### Given records
* * * * *

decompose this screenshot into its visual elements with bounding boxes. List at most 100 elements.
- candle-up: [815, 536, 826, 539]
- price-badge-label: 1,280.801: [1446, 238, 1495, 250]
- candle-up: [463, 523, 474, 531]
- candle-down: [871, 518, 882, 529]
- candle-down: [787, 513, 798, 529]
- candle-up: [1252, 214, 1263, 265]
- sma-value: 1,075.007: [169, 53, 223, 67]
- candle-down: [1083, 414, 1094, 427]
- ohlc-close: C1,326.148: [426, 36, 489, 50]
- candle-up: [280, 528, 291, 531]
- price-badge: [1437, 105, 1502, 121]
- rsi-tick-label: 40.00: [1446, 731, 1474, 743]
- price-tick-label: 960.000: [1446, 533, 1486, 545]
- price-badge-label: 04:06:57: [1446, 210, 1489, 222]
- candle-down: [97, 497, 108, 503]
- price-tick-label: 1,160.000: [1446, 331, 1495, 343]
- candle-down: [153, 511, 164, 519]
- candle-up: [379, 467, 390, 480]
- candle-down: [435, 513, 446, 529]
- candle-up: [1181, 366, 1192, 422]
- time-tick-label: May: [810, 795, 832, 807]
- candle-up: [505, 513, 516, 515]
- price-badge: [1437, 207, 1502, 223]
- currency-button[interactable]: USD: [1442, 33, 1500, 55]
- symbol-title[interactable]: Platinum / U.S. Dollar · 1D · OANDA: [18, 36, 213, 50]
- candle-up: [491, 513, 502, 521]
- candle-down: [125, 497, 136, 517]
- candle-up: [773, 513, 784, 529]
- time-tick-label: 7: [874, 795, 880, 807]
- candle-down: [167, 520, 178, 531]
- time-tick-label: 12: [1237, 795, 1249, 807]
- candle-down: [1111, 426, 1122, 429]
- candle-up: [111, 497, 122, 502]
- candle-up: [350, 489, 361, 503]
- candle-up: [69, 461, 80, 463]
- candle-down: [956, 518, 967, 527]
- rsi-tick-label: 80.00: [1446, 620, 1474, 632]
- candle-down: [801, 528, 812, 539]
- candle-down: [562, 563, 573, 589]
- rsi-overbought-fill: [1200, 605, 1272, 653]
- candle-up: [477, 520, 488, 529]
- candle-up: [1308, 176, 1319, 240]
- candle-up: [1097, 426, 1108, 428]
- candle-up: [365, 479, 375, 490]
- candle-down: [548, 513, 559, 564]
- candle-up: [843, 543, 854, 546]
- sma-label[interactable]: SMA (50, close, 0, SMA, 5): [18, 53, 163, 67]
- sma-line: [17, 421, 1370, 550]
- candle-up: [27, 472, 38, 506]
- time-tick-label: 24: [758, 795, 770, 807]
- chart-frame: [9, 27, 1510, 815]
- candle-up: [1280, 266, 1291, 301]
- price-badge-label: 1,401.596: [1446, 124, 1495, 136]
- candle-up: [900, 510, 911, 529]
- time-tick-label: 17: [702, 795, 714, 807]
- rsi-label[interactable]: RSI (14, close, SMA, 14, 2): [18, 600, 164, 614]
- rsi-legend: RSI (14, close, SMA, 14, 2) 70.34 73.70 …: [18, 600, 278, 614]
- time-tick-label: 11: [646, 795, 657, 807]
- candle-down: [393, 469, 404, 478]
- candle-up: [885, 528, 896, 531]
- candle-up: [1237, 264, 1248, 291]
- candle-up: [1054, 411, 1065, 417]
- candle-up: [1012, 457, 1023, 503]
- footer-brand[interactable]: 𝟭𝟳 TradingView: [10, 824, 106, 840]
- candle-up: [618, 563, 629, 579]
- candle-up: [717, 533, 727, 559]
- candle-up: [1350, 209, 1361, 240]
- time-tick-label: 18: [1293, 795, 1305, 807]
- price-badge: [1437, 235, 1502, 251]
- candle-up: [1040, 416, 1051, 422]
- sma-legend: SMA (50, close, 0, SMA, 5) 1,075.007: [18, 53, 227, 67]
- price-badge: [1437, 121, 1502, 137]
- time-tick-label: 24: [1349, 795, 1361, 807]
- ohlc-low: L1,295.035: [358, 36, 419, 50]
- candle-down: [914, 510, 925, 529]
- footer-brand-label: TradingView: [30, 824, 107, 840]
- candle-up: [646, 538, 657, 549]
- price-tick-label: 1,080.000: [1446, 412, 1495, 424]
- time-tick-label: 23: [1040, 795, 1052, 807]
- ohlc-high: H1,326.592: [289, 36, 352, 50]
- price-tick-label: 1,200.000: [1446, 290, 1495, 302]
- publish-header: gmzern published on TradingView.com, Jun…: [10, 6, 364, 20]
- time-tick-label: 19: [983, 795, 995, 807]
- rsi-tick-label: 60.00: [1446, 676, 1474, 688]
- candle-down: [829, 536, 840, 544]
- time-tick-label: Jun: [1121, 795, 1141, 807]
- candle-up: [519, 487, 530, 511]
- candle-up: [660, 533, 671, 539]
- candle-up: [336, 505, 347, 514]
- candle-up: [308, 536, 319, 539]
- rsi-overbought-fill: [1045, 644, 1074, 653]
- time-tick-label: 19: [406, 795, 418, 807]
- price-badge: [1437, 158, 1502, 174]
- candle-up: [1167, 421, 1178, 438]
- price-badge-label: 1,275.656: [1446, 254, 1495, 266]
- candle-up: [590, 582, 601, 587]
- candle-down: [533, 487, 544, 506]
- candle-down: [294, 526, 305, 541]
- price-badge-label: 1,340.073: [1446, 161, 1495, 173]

* * * * *

### Written request
Arrange the data above, from its first line through the line containing "- candle-down: [153, 511, 164, 519]", as a Markdown table with the columns Number and Content. Number each row and omit any blank lines.

### Right answer
| Number | Content |
|---|---|
| 1 | decompose this screenshot into its visual elements with bounding boxes. List at most 100 elements. |
| 2 | - candle-up: [815, 536, 826, 539] |
| 3 | - price-badge-label: 1,280.801: [1446, 238, 1495, 250] |
| 4 | - candle-up: [463, 523, 474, 531] |
| 5 | - candle-down: [871, 518, 882, 529] |
| 6 | - candle-down: [787, 513, 798, 529] |
| 7 | - candle-up: [1252, 214, 1263, 265] |
| 8 | - sma-value: 1,075.007: [169, 53, 223, 67] |
| 9 | - candle-down: [1083, 414, 1094, 427] |
| 10 | - ohlc-close: C1,326.148: [426, 36, 489, 50] |
| 11 | - candle-up: [280, 528, 291, 531] |
| 12 | - price-badge: [1437, 105, 1502, 121] |
| 13 | - rsi-tick-label: 40.00: [1446, 731, 1474, 743] |
| 14 | - price-tick-label: 960.000: [1446, 533, 1486, 545] |
| 15 | - price-badge-label: 04:06:57: [1446, 210, 1489, 222] |
| 16 | - candle-down: [97, 497, 108, 503] |
| 17 | - price-tick-label: 1,160.000: [1446, 331, 1495, 343] |
| 18 | - candle-down: [153, 511, 164, 519] |